● What you will do:
Reproduce all of the data exactly, with no line skipped.

● Record list:
########
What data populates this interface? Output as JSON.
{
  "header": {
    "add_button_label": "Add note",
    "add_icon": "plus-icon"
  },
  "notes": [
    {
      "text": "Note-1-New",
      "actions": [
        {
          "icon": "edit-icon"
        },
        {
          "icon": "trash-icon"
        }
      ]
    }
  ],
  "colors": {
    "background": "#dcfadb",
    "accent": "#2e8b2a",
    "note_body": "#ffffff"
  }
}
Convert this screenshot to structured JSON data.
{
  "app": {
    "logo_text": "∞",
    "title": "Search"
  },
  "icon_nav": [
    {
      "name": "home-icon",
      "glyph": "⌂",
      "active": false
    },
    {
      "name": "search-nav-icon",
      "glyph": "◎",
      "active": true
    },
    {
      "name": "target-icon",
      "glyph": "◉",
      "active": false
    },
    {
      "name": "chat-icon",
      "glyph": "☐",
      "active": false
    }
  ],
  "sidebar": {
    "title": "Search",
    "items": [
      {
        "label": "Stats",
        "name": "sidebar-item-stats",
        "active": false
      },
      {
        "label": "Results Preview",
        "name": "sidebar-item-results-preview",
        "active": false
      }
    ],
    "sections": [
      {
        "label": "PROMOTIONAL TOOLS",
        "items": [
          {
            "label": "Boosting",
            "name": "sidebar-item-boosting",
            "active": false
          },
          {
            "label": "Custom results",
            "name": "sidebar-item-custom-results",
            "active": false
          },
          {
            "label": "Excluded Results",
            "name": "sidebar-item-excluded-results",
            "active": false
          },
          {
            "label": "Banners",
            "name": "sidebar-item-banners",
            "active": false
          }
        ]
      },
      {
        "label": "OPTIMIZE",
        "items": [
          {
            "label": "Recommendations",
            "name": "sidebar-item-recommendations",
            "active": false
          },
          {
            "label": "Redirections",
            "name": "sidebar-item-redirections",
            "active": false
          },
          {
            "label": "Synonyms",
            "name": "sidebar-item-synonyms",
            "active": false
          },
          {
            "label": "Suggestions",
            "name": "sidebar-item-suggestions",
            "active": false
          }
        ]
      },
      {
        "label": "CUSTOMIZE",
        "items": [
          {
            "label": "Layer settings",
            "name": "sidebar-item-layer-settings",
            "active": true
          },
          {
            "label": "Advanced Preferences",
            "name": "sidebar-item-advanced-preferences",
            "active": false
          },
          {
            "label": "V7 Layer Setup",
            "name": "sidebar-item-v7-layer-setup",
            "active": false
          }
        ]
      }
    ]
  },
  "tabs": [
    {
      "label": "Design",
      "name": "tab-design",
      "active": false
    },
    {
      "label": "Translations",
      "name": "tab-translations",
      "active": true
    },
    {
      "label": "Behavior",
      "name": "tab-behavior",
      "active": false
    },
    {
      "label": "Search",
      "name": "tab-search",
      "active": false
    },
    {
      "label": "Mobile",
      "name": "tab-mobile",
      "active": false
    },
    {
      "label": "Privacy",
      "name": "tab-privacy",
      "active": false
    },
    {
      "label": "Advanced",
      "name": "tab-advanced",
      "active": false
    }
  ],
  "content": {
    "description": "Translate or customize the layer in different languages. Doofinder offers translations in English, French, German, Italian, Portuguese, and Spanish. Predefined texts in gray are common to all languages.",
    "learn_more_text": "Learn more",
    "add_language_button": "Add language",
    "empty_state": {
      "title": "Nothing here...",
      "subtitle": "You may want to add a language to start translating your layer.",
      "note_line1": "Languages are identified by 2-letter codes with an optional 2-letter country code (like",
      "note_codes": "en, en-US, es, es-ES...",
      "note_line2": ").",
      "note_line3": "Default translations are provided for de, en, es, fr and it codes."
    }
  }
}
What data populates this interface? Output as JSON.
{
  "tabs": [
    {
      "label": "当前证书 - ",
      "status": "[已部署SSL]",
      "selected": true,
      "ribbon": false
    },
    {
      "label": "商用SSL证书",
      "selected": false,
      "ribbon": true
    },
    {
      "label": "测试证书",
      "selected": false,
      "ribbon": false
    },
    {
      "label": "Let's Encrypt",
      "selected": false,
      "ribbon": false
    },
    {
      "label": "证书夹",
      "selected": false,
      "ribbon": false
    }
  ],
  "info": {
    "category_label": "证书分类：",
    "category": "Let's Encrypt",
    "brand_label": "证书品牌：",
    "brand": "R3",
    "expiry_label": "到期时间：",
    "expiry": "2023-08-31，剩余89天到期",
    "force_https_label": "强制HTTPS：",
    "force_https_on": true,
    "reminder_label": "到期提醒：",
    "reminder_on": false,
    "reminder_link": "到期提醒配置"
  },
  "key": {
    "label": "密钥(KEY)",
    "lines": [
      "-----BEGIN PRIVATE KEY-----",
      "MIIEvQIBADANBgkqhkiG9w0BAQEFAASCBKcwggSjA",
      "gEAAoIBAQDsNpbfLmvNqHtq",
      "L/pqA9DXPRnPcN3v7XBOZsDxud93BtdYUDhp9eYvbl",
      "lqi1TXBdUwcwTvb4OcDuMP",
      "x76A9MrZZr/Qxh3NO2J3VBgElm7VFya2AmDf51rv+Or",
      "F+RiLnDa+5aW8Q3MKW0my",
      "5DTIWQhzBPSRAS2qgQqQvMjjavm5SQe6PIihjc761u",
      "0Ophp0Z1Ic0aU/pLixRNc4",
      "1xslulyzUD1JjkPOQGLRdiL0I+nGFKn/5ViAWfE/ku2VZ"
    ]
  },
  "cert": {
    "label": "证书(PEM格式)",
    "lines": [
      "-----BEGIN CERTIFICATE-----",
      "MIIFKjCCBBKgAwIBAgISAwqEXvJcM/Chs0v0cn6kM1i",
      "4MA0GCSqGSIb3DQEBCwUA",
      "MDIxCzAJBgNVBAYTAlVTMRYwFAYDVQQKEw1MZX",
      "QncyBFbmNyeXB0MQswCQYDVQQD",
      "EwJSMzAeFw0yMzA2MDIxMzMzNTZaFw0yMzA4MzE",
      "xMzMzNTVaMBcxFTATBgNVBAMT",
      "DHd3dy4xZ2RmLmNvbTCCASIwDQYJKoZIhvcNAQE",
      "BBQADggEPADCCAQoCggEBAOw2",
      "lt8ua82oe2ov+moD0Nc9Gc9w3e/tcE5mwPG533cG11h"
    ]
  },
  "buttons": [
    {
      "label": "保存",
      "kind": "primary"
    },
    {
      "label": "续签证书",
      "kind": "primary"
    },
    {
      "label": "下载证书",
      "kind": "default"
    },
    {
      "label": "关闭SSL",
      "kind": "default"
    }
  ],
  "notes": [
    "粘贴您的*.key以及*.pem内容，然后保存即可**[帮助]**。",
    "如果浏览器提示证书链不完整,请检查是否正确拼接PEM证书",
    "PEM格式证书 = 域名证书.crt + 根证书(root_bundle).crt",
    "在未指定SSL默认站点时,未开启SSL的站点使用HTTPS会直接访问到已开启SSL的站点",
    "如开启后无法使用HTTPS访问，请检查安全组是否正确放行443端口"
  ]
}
########
● Task output:
What data populates this interface? Output as JSON.
{
  "header": {
    "add_button_label": "Add note",
    "add_icon": "plus-icon"
  },
  "notes": [
    {
      "text": "Note-1-New",
      "actions": [
        {
          "icon": "edit-icon"
        },
        {
          "icon": "trash-icon"
        }
      ]
    }
  ],
  "colors": {
    "background": "#dcfadb",
    "accent": "#2e8b2a",
    "note_body": "#ffffff"
  }
}
Convert this screenshot to structured JSON data.
{
  "app": {
    "logo_text": "∞",
    "title": "Search"
  },
  "icon_nav": [
    {
      "name": "home-icon",
      "glyph": "⌂",
      "active": false
    },
    {
      "name": "search-nav-icon",
      "glyph": "◎",
      "active": true
    },
    {
      "name": "target-icon",
      "glyph": "◉",
      "active": false
    },
    {
      "name": "chat-icon",
      "glyph": "☐",
      "active": false
    }
  ],
  "sidebar": {
    "title": "Search",
    "items": [
      {
        "label": "Stats",
        "name": "sidebar-item-stats",
        "active": false
      },
      {
        "label": "Results Preview",
        "name": "sidebar-item-results-preview",
        "active": false
      }
    ],
    "sections": [
      {
        "label": "PROMOTIONAL TOOLS",
        "items": [
          {
            "label": "Boosting",
            "name": "sidebar-item-boosting",
            "active": false
          },
          {
            "label": "Custom results",
            "name": "sidebar-item-custom-results",
            "active": false
          },
          {
            "label": "Excluded Results",
            "name": "sidebar-item-excluded-results",
            "active": false
          },
          {
            "label": "Banners",
            "name": "sidebar-item-banners",
            "active": false
          }
        ]
      },
      {
        "label": "OPTIMIZE",
        "items": [
          {
            "label": "Recommendations",
            "name": "sidebar-item-recommendations",
            "active": false
          },
          {
            "label": "Redirections",
            "name": "sidebar-item-redirections",
            "active": false
          },
          {
            "label": "Synonyms",
            "name": "sidebar-item-synonyms",
            "active": false
          },
          {
            "label": "Suggestions",
            "name": "sidebar-item-suggestions",
            "active": false
          }
        ]
      },
      {
        "label": "CUSTOMIZE",
        "items": [
          {
            "label": "Layer settings",
            "name": "sidebar-item-layer-settings",
            "active": true
          },
          {
            "label": "Advanced Preferences",
            "name": "sidebar-item-advanced-preferences",
            "active": false
          },
          {
            "label": "V7 Layer Setup",
            "name": "sidebar-item-v7-layer-setup",
            "active": false
          }
        ]
      }
    ]
  },
  "tabs": [
    {
      "label": "Design",
      "name": "tab-design",
      "active": false
    },
    {
      "label": "Translations",
      "name": "tab-translations",
      "active": true
    },
    {
      "label": "Behavior",
      "name": "tab-behavior",
      "active": false
    },
    {
      "label": "Search",
      "name": "tab-search",
      "active": false
    },
    {
      "label": "Mobile",
      "name": "tab-mobile",
      "active": false
    },
    {
      "label": "Privacy",
      "name": "tab-privacy",
      "active": false
    },
    {
      "label": "Advanced",
      "name": "tab-advanced",
      "active": false
    }
  ],
  "content": {
    "description": "Translate or customize the layer in different languages. Doofinder offers translations in English, French, German, Italian, Portuguese, and Spanish. Predefined texts in gray are common to all languages.",
    "learn_more_text": "Learn more",
    "add_language_button": "Add language",
    "empty_state": {
      "title": "Nothing here...",
      "subtitle": "You may want to add a language to start translating your layer.",
      "note_line1": "Languages are identified by 2-letter codes with an optional 2-letter country code (like",
      "note_codes": "en, en-US, es, es-ES...",
      "note_line2": ").",
      "note_line3": "Default translations are provided for de, en, es, fr and it codes."
    }
  }
}
What data populates this interface? Output as JSON.
{
  "tabs": [
    {
      "label": "当前证书 - ",
      "status": "[已部署SSL]",
      "selected": true,
      "ribbon": false
    },
    {
      "label": "商用SSL证书",
      "selected": false,
      "ribbon": true
    },
    {
      "label": "测试证书",
      "selected": false,
      "ribbon": false
    },
    {
      "label": "Let's Encrypt",
      "selected": false,
      "ribbon": false
    },
    {
      "label": "证书夹",
      "selected": false,
      "ribbon": false
    }
  ],
  "info": {
    "category_label": "证书分类：",
    "category": "Let's Encrypt",
    "brand_label": "证书品牌：",
    "brand": "R3",
    "expiry_label": "到期时间：",
    "expiry": "2023-08-31，剩余89天到期",
    "force_https_label": "强制HTTPS：",
    "force_https_on": true,
    "reminder_label": "到期提醒：",
    "reminder_on": false,
    "reminder_link": "到期提醒配置"
  },
  "key": {
    "label": "密钥(KEY)",
    "lines": [
      "-----BEGIN PRIVATE KEY-----",
      "MIIEvQIBADANBgkqhkiG9w0BAQEFAASCBKcwggSjA",
      "gEAAoIBAQDsNpbfLmvNqHtq",
      "L/pqA9DXPRnPcN3v7XBOZsDxud93BtdYUDhp9eYvbl",
      "lqi1TXBdUwcwTvb4OcDuMP",
      "x76A9MrZZr/Qxh3NO2J3VBgElm7VFya2AmDf51rv+Or",
      "F+RiLnDa+5aW8Q3MKW0my",
      "5DTIWQhzBPSRAS2qgQqQvMjjavm5SQe6PIihjc761u",
      "0Ophp0Z1Ic0aU/pLixRNc4",
      "1xslulyzUD1JjkPOQGLRdiL0I+nGFKn/5ViAWfE/ku2VZ"
    ]
  },
  "cert": {
    "label": "证书(PEM格式)",
    "lines": [
      "-----BEGIN CERTIFICATE-----",
      "MIIFKjCCBBKgAwIBAgISAwqEXvJcM/Chs0v0cn6kM1i",
      "4MA0GCSqGSIb3DQEBCwUA",
      "MDIxCzAJBgNVBAYTAlVTMRYwFAYDVQQKEw1MZX",
      "QncyBFbmNyeXB0MQswCQYDVQQD",
      "EwJSMzAeFw0yMzA2MDIxMzMzNTZaFw0yMzA4MzE",
      "xMzMzNTVaMBcxFTATBgNVBAMT",
      "DHd3dy4xZ2RmLmNvbTCCASIwDQYJKoZIhvcNAQE",
      "BBQADggEPADCCAQoCggEBAOw2",
      "lt8ua82oe2ov+moD0Nc9Gc9w3e/tcE5mwPG533cG11h"
    ]
  },
  "buttons": [
    {
      "label": "保存",
      "kind": "primary"
    },
    {
      "label": "续签证书",
      "kind": "primary"
    },
    {
      "label": "下载证书",
      "kind": "default"
    },
    {
      "label": "关闭SSL",
      "kind": "default"
    }
  ],
  "notes": [
    "粘贴您的*.key以及*.pem内容，然后保存即可**[帮助]**。",
    "如果浏览器提示证书链不完整,请检查是否正确拼接PEM证书",
    "PEM格式证书 = 域名证书.crt + 根证书(root_bundle).crt",
    "在未指定SSL默认站点时,未开启SSL的站点使用HTTPS会直接访问到已开启SSL的站点",
    "如开启后无法使用HTTPS访问，请检查安全组是否正确放行443端口"
  ]
}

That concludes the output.